▸ **RAW DATA**
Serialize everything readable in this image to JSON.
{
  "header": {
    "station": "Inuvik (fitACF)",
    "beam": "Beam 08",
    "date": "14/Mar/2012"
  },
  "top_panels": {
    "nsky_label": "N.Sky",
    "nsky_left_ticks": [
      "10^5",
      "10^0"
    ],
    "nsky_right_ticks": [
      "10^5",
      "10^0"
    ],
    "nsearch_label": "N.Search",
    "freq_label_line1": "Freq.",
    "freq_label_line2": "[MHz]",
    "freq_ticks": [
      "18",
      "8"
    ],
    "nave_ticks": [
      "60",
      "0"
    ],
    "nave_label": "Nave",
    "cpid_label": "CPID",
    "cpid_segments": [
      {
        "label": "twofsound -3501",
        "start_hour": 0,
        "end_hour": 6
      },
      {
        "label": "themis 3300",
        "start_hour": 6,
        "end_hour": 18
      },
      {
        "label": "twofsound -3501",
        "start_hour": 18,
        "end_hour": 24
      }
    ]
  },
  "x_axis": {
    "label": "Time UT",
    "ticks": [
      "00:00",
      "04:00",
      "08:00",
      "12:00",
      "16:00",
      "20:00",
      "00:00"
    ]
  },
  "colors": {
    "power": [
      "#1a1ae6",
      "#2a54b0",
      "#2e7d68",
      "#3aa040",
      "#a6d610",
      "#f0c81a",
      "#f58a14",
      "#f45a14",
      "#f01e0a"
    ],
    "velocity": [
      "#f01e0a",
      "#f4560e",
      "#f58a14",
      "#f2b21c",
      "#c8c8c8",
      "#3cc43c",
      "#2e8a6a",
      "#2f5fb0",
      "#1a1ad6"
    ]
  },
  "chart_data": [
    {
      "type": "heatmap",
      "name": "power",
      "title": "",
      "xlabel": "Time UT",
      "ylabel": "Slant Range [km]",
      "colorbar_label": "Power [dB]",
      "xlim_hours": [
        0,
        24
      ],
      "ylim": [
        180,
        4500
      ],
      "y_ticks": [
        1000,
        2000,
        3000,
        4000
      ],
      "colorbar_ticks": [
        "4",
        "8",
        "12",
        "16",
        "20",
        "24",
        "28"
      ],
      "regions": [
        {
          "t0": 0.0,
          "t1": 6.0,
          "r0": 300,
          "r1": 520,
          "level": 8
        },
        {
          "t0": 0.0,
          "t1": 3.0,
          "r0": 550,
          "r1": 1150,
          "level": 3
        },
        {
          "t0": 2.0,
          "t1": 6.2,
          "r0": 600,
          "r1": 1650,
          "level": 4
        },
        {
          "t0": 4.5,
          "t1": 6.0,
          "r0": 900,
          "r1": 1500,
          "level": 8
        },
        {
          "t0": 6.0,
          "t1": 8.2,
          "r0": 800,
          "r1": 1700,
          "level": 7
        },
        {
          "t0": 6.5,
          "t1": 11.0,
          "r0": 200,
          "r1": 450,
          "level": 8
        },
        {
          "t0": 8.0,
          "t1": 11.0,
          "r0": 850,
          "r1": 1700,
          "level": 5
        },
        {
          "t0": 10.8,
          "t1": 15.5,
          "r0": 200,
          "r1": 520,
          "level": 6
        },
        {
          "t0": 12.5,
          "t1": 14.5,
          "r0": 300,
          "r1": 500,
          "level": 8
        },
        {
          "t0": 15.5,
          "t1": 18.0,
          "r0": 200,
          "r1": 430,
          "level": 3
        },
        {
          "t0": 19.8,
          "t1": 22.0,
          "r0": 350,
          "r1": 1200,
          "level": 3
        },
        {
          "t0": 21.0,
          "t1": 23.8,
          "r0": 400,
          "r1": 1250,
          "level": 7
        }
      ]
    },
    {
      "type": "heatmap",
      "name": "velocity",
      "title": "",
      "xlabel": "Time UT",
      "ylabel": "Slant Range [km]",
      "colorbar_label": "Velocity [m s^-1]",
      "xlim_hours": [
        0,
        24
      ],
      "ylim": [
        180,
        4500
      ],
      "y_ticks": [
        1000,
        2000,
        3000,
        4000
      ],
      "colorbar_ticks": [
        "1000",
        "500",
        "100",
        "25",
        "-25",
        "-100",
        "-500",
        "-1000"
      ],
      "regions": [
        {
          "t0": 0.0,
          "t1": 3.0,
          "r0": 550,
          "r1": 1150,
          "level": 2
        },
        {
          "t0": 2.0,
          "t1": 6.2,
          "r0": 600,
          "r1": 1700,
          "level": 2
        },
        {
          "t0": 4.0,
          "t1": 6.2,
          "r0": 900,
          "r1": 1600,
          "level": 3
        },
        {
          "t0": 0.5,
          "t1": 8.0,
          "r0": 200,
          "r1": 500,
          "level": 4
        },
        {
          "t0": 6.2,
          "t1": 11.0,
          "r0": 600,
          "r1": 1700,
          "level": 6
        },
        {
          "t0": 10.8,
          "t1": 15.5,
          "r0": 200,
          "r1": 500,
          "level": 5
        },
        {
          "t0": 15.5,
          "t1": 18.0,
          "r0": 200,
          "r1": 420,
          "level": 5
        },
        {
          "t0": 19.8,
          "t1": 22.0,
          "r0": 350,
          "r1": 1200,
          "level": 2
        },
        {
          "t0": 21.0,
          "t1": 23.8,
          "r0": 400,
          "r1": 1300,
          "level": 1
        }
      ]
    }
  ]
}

▸ **WRITTEN REQUEST**
Repeat the data verbatim.

▸ **CORRECT RESULT**
Serialize everything readable in this image to JSON.
{
  "header": {
    "station": "Inuvik (fitACF)",
    "beam": "Beam 08",
    "date": "14/Mar/2012"
  },
  "top_panels": {
    "nsky_label": "N.Sky",
    "nsky_left_ticks": [
      "10^5",
      "10^0"
    ],
    "nsky_right_ticks": [
      "10^5",
      "10^0"
    ],
    "nsearch_label": "N.Search",
    "freq_label_line1": "Freq.",
    "freq_label_line2": "[MHz]",
    "freq_ticks": [
      "18",
      "8"
    ],
    "nave_ticks": [
      "60",
      "0"
    ],
    "nave_label": "Nave",
    "cpid_label": "CPID",
    "cpid_segments": [
      {
        "label": "twofsound -3501",
        "start_hour": 0,
        "end_hour": 6
      },
      {
        "label": "themis 3300",
        "start_hour": 6,
        "end_hour": 18
      },
      {
        "label": "twofsound -3501",
        "start_hour": 18,
        "end_hour": 24
      }
    ]
  },
  "x_axis": {
    "label": "Time UT",
    "ticks": [
      "00:00",
      "04:00",
      "08:00",
      "12:00",
      "16:00",
      "20:00",
      "00:00"
    ]
  },
  "colors": {
    "power": [
      "#1a1ae6",
      "#2a54b0",
      "#2e7d68",
      "#3aa040",
      "#a6d610",
      "#f0c81a",
      "#f58a14",
      "#f45a14",
      "#f01e0a"
    ],
    "velocity": [
      "#f01e0a",
      "#f4560e",
      "#f58a14",
      "#f2b21c",
      "#c8c8c8",
      "#3cc43c",
      "#2e8a6a",
      "#2f5fb0",
      "#1a1ad6"
    ]
  },
  "chart_data": [
    {
      "type": "heatmap",
      "name": "power",
      "title": "",
      "xlabel": "Time UT",
      "ylabel": "Slant Range [km]",
      "colorbar_label": "Power [dB]",
      "xlim_hours": [
        0,
        24
      ],
      "ylim": [
        180,
        4500
      ],
      "y_ticks": [
        1000,
        2000,
        3000,
        4000
      ],
      "colorbar_ticks": [
        "4",
        "8",
        "12",
        "16",
        "20",
        "24",
        "28"
      ],
      "regions": [
        {
          "t0": 0.0,
          "t1": 6.0,
          "r0": 300,
          "r1": 520,
          "level": 8
        },
        {
          "t0": 0.0,
          "t1": 3.0,
          "r0": 550,
          "r1": 1150,
          "level": 3
        },
        {
          "t0": 2.0,
          "t1": 6.2,
          "r0": 600,
          "r1": 1650,
          "level": 4
        },
        {
          "t0": 4.5,
          "t1": 6.0,
          "r0": 900,
          "r1": 1500,
          "level": 8
        },
        {
          "t0": 6.0,
          "t1": 8.2,
          "r0": 800,
          "r1": 1700,
          "level": 7
        },
        {
          "t0": 6.5,
          "t1": 11.0,
          "r0": 200,
          "r1": 450,
          "level": 8
        },
        {
          "t0": 8.0,
          "t1": 11.0,
          "r0": 850,
          "r1": 1700,
          "level": 5
        },
        {
          "t0": 10.8,
          "t1": 15.5,
          "r0": 200,
          "r1": 520,
          "level": 6
        },
        {
          "t0": 12.5,
          "t1": 14.5,
          "r0": 300,
          "r1": 500,
          "level": 8
        },
        {
          "t0": 15.5,
          "t1": 18.0,
          "r0": 200,
          "r1": 430,
          "level": 3
        },
        {
          "t0": 19.8,
          "t1": 22.0,
          "r0": 350,
          "r1": 1200,
          "level": 3
        },
        {
          "t0": 21.0,
          "t1": 23.8,
          "r0": 400,
          "r1": 1250,
          "level": 7
        }
      ]
    },
    {
      "type": "heatmap",
      "name": "velocity",
      "title": "",
      "xlabel": "Time UT",
      "ylabel": "Slant Range [km]",
      "colorbar_label": "Velocity [m s^-1]",
      "xlim_hours": [
        0,
        24
      ],
      "ylim": [
        180,
        4500
      ],
      "y_ticks": [
        1000,
        2000,
        3000,
        4000
      ],
      "colorbar_ticks": [
        "1000",
        "500",
        "100",
        "25",
        "-25",
        "-100",
        "-500",
        "-1000"
      ],
      "regions": [
        {
          "t0": 0.0,
          "t1": 3.0,
          "r0": 550,
          "r1": 1150,
          "level": 2
        },
        {
          "t0": 2.0,
          "t1": 6.2,
          "r0": 600,
          "r1": 1700,
          "level": 2
        },
        {
          "t0": 4.0,
          "t1": 6.2,
          "r0": 900,
          "r1": 1600,
          "level": 3
        },
        {
          "t0": 0.5,
          "t1": 8.0,
          "r0": 200,
          "r1": 500,
          "level": 4
        },
        {
          "t0": 6.2,
          "t1": 11.0,
          "r0": 600,
          "r1": 1700,
          "level": 6
        },
        {
          "t0": 10.8,
          "t1": 15.5,
          "r0": 200,
          "r1": 500,
          "level": 5
        },
        {
          "t0": 15.5,
          "t1": 18.0,
          "r0": 200,
          "r1": 420,
          "level": 5
        },
        {
          "t0": 19.8,
          "t1": 22.0,
          "r0": 350,
          "r1": 1200,
          "level": 2
        },
        {
          "t0": 21.0,
          "t1": 23.8,
          "r0": 400,
          "r1": 1300,
          "level": 1
        }
      ]
    }
  ]
}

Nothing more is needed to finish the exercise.